▶ _DIRECTIONS_
Pick out each line of the records that includes the string "What", and copy it.
— BEGIN DATA FOR THIS EXERCISE —
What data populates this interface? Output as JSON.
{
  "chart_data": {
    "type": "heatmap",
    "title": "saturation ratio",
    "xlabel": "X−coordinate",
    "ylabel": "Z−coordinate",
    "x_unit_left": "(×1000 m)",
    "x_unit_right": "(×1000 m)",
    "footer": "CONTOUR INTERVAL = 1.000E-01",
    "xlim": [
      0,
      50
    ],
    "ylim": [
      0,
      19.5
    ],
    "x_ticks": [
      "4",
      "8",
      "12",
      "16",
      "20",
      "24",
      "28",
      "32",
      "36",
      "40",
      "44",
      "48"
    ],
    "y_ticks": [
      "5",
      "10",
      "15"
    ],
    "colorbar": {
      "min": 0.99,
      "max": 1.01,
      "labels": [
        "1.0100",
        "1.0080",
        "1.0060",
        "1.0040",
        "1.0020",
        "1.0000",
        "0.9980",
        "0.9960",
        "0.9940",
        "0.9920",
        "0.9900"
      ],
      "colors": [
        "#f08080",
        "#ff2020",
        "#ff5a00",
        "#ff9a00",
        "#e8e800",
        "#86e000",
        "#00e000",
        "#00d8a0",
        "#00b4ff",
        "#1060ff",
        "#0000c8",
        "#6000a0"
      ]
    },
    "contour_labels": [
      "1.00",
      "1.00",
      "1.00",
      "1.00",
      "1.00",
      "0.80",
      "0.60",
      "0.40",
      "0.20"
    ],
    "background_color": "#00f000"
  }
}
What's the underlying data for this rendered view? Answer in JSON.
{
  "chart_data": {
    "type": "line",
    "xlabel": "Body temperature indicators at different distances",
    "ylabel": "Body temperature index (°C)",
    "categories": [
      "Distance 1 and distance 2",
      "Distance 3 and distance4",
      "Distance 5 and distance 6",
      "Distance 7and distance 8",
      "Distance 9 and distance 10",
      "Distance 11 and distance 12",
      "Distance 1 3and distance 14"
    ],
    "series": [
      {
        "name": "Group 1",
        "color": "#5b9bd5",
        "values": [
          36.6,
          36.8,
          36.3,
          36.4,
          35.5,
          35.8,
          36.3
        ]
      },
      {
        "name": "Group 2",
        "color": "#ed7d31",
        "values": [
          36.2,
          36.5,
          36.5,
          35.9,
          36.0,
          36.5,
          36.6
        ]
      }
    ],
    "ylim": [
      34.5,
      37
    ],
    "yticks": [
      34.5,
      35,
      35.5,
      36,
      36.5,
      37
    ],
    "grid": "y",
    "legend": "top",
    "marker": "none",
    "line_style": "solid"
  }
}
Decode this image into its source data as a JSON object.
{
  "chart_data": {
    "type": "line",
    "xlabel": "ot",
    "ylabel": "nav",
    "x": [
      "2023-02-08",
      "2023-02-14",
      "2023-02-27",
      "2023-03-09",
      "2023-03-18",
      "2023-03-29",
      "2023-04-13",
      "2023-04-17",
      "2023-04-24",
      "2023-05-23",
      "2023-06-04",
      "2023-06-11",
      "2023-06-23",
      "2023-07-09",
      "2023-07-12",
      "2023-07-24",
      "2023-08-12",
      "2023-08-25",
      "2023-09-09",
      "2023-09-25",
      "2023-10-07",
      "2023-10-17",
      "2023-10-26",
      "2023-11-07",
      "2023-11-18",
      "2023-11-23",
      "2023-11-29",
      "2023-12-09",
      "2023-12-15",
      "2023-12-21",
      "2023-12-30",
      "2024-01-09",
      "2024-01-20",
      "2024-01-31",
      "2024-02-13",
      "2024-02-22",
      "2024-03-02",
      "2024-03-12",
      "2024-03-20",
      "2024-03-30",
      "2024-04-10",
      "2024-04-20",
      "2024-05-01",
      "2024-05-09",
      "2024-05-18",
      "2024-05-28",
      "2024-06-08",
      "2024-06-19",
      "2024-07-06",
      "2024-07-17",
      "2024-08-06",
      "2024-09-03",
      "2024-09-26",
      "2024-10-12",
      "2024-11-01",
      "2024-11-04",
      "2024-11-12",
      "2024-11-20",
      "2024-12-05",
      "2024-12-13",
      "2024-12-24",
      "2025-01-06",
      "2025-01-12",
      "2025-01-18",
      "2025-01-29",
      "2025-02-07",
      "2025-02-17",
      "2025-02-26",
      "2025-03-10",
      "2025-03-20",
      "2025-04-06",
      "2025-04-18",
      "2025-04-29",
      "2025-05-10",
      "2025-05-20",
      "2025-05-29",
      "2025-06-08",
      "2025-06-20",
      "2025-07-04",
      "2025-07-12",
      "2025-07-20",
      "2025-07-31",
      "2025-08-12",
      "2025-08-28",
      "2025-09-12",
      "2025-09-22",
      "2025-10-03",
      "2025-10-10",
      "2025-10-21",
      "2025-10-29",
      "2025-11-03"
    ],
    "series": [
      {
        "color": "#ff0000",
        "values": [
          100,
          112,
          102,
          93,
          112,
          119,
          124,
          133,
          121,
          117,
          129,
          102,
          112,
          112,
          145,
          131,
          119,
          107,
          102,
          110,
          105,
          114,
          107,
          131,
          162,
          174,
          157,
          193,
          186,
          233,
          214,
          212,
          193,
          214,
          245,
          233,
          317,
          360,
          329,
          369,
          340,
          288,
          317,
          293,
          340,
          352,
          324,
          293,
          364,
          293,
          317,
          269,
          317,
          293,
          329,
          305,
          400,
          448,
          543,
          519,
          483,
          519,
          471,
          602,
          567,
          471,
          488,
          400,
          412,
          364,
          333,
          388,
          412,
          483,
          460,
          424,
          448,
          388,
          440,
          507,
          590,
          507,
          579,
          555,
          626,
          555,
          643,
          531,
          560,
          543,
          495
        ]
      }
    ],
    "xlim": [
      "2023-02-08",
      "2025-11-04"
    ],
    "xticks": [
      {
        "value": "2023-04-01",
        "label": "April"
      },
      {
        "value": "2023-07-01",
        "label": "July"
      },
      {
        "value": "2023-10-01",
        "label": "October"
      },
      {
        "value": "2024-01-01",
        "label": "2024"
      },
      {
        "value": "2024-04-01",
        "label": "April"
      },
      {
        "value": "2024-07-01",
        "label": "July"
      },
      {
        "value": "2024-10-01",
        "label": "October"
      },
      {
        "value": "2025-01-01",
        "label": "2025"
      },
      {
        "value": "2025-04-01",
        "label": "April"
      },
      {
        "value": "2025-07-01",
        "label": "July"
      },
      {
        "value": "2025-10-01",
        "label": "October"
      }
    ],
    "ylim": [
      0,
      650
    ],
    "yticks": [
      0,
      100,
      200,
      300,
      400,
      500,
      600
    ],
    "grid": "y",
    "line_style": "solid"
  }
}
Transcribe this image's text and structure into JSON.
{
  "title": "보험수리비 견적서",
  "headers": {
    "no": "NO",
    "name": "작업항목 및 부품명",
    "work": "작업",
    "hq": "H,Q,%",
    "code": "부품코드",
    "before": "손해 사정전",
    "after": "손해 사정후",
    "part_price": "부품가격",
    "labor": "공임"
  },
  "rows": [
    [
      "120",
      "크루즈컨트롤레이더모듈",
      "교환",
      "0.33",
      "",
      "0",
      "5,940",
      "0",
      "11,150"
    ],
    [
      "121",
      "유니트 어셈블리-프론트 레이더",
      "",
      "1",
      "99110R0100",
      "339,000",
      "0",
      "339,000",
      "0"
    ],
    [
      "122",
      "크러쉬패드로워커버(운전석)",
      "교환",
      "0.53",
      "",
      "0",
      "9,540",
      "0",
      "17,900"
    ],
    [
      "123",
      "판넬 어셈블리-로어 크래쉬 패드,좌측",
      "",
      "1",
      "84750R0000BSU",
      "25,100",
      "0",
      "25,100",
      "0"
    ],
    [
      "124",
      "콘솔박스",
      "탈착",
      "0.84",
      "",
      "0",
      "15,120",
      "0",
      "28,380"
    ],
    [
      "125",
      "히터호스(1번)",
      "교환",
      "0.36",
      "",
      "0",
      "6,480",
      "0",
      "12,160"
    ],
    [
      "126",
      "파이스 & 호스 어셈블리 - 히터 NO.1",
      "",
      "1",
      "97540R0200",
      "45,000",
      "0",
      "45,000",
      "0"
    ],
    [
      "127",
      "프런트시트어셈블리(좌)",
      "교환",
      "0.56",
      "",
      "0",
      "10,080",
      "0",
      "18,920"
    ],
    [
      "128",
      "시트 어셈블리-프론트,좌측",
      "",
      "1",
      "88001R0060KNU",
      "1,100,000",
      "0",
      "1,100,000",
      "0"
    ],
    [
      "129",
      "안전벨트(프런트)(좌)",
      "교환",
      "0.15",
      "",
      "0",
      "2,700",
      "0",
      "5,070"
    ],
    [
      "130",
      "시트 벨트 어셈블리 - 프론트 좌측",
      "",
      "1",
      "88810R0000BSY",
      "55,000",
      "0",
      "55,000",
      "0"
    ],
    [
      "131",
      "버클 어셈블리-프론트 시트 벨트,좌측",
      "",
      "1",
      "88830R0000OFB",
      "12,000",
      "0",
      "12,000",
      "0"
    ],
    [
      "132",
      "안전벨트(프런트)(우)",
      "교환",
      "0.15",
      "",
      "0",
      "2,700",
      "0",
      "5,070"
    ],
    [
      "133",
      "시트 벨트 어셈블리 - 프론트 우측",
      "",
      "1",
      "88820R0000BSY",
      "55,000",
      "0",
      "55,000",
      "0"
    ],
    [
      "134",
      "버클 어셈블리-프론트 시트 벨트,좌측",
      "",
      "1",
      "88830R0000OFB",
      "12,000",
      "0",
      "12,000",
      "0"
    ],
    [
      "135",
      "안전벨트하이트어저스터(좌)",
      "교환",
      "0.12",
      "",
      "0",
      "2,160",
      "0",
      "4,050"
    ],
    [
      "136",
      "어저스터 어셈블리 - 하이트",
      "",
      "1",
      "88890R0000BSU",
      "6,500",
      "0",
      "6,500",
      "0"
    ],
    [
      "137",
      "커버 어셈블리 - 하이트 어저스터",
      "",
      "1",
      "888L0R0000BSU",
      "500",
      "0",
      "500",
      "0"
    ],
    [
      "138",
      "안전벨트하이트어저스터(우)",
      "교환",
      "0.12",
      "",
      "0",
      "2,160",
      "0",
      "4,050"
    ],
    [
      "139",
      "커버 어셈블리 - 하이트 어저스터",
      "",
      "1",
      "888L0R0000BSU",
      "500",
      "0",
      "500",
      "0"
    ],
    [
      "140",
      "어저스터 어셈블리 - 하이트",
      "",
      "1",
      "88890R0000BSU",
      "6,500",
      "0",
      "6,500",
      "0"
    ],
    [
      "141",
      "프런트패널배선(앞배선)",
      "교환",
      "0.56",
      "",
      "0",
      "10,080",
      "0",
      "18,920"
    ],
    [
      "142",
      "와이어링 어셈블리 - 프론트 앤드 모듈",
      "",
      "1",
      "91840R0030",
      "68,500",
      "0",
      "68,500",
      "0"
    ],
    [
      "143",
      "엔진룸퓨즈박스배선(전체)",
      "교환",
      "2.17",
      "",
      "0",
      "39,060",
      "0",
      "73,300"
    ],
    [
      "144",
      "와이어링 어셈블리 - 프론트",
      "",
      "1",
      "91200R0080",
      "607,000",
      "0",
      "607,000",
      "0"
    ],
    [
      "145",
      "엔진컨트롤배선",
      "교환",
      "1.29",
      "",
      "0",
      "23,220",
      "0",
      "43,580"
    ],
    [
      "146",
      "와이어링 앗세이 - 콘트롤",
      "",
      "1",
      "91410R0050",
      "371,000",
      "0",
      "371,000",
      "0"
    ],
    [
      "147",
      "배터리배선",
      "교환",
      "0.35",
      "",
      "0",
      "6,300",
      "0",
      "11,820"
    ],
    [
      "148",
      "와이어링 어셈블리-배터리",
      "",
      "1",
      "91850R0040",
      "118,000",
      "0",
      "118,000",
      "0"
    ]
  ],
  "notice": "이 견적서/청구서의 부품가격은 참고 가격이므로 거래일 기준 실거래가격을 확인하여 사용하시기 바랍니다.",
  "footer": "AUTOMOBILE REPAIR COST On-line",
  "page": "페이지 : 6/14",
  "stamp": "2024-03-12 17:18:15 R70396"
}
— END DATA FOR THIS EXERCISE —
▶ _EXERCISE OUTPUT_
What data populates this interface? Output as JSON.
What's the underlying data for this rendered view? Answer in JSON.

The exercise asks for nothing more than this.